_SHORT PROBLEM:_
Look for the string "edges" in the lines and copy each line that has it.

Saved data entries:
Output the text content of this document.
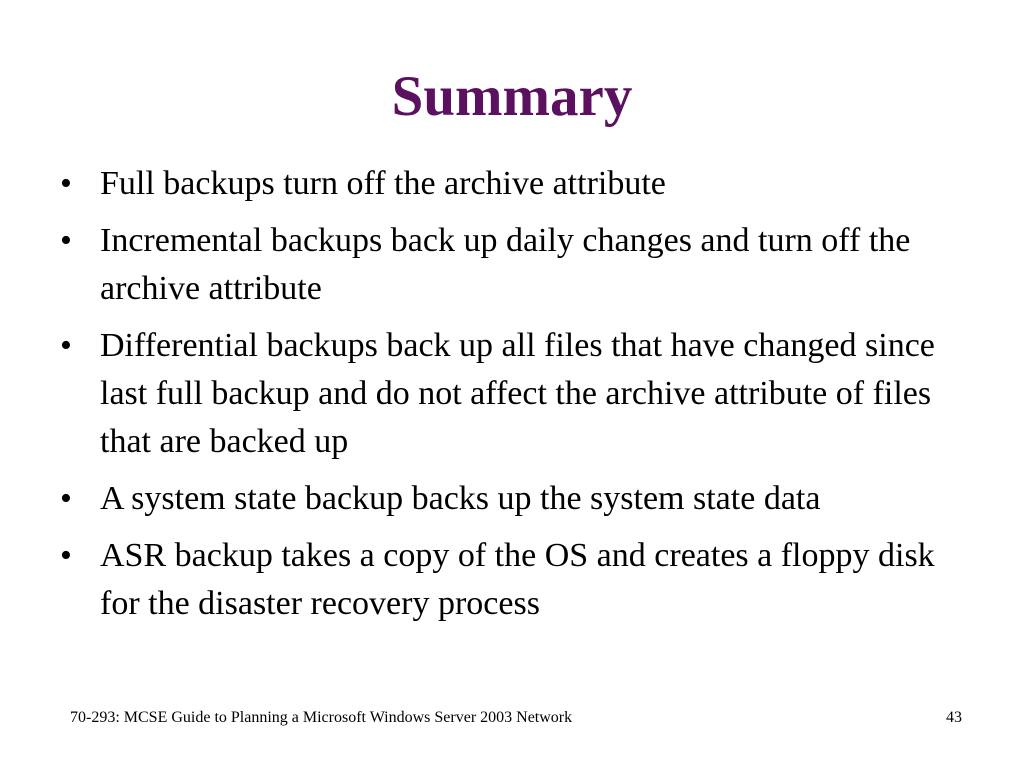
Summary
• Full backups turn off the archive attribute
• Incremental backups back up daily changes and turn off the archive attribute
• Differential backups back up all files that have changed since last full backup and do not affect the archive attribute of files that are backed up
• A system state backup backs up the system state data
• ASR backup takes a copy of the OS and creates a floppy disk for the disaster recovery process
70-293: MCSE Guide to Planning a Microsoft Windows Server 2003 Network	43
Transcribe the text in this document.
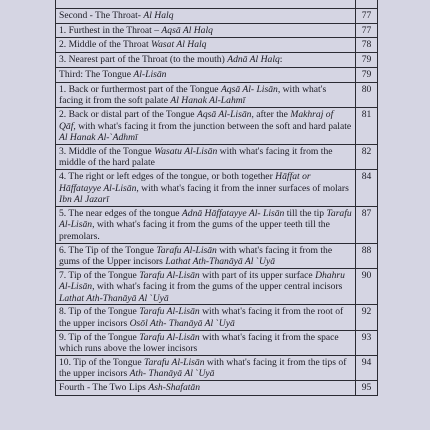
Second - The Throat- Al Halq	77
1. Furthest in the Throat – Aqsā Al Halq	77
2. Middle of the Throat Wasat Al Halq	78
3. Nearest part of the Throat (to the mouth) Adnā Al Halq:	79
Third: The Tongue Al-Lisān	79
1. Back or furthermost part of the Tongue Aqsā Al- Lisān, with what's facing it from the soft palate Al Hanak Al-Lahmī	80
2. Back or distal part of the Tongue Aqsā Al-Lisān, after the Makhraj of Qāf, with what's facing it from the junction between the soft and hard palate Al Hanak Al-ˋAdhmī	81
3. Middle of the Tongue Wasatu Al-Lisān with what's facing it from the middle of the hard palate	82
4. The right or left edges of the tongue, or both together Hāffat or Hāffatayye Al-Lisān, with what's facing it from the inner surfaces of molars Ibn Al Jazarī	84
5. The near edges of the tongue Adnā Hāffatayye Al- Lisān till the tip Tarafu Al-Lisān, with what's facing it from the gums of the upper teeth till the premolars.	87
6. The Tip of the Tongue Tarafu Al-Lisān with what's facing it from the gums of the Upper incisors Lathat Ath-Thanāyā Al ˋUyā	88
7. Tip of the Tongue Tarafu Al-Lisān with part of its upper surface Dhahru Al-Lisān, with what's facing it from the gums of the upper central incisors Lathat Ath-Thanāyā Al ˋUyā	90
8. Tip of the Tongue Tarafu Al-Lisān with what's facing it from the root of the upper incisors Osōl Ath- Thanāyā Al ˋUyā	92
9. Tip of the Tongue Tarafu Al-Lisān with what's facing it from the space which runs above the lower incisors	93
10. Tip of the Tongue Tarafu Al-Lisān with what's facing it from the tips of the upper incisors Ath- Thanāyā Al ˋUyā	94
Fourth - The Two Lips Ash-Shafatān	95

_EXERCISE RESPONSE:_
4. The right or left edges of the tongue, or both together Hāffat or Hāffatayye Al-Lisān, with what's facing it from the inner surfaces of molars Ibn Al Jazarī	84
5. The near edges of the tongue Adnā Hāffatayye Al- Lisān till the tip Tarafu Al-Lisān, with what's facing it from the gums of the upper teeth till the premolars.	87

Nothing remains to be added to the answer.